## SHORT TASK
Report each line in the records below that contains the string "figure", with case counting.

Stored items

════

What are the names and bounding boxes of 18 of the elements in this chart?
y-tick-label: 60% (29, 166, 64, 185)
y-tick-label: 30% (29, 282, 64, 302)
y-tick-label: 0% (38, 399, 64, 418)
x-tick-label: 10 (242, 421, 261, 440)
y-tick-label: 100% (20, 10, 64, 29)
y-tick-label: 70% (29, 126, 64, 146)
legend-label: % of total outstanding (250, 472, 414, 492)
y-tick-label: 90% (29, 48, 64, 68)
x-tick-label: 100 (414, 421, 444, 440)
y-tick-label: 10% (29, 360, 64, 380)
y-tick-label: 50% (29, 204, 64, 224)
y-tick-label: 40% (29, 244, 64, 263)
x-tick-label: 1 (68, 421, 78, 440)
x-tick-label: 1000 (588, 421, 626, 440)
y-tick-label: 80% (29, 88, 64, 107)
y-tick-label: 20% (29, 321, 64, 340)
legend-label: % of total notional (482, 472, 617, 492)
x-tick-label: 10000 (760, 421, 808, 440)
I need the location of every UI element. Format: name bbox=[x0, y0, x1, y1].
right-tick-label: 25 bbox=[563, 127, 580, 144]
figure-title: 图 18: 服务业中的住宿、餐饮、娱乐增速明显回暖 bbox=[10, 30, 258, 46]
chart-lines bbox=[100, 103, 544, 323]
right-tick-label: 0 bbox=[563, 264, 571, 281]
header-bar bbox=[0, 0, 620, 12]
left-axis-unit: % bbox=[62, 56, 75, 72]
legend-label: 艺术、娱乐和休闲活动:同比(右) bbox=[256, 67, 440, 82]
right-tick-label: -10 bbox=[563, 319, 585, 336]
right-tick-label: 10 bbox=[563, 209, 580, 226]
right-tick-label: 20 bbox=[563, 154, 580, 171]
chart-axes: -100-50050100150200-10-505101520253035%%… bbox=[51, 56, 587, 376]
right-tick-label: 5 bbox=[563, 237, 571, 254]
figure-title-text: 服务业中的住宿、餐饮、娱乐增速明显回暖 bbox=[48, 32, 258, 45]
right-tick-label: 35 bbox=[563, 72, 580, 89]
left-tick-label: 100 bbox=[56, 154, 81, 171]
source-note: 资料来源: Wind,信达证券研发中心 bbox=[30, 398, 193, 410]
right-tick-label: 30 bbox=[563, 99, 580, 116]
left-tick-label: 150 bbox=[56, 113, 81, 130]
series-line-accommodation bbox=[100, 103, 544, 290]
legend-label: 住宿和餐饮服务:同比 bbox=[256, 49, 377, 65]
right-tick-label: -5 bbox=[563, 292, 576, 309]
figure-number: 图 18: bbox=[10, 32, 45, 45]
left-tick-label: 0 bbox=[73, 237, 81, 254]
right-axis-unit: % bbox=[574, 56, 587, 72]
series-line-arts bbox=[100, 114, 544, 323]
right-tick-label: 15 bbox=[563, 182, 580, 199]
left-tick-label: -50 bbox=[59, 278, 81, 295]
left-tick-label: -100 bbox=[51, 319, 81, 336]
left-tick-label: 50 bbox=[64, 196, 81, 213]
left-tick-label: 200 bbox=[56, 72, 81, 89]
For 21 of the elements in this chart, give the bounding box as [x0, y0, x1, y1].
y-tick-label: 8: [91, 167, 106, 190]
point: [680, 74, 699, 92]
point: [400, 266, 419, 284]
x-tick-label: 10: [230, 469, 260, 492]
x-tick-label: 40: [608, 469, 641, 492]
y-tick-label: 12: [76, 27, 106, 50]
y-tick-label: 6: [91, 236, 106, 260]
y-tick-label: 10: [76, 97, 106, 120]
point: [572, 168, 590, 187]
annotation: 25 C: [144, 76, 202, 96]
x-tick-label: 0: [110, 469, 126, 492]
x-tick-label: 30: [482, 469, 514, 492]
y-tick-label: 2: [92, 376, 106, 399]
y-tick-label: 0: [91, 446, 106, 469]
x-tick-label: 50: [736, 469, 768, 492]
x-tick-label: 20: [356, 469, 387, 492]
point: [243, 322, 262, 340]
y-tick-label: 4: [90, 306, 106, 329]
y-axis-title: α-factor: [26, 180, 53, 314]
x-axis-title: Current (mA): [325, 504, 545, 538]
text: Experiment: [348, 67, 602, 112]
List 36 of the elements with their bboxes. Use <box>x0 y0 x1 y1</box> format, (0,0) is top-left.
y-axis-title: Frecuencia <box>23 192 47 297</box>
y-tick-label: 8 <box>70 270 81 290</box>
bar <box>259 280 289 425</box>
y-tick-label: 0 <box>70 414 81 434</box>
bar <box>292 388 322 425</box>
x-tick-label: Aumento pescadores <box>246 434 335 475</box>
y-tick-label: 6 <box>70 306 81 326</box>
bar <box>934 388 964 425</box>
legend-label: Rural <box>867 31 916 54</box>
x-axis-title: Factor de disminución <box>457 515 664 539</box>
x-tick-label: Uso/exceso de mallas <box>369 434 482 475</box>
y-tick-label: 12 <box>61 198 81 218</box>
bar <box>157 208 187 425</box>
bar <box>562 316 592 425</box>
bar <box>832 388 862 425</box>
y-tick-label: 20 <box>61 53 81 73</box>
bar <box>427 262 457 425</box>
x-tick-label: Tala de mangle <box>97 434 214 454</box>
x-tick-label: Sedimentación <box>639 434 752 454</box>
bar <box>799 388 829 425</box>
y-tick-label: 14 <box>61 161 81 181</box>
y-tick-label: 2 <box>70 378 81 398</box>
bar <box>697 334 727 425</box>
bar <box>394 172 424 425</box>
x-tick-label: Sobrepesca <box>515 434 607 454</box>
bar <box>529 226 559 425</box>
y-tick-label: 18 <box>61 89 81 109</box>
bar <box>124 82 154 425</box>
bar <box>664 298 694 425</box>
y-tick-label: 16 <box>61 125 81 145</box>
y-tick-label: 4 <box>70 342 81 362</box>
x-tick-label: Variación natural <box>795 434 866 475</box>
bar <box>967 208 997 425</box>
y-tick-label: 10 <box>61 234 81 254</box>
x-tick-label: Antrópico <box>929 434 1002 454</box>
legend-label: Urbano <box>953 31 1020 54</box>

════

## THE SOLUTION
figure-title: 图 18: 服务业中的住宿、餐饮、娱乐增速明显回暖 bbox=[10, 30, 258, 46]
figure-title-text: 服务业中的住宿、餐饮、娱乐增速明显回暖 bbox=[48, 32, 258, 45]
figure-number: 图 18: bbox=[10, 32, 45, 45]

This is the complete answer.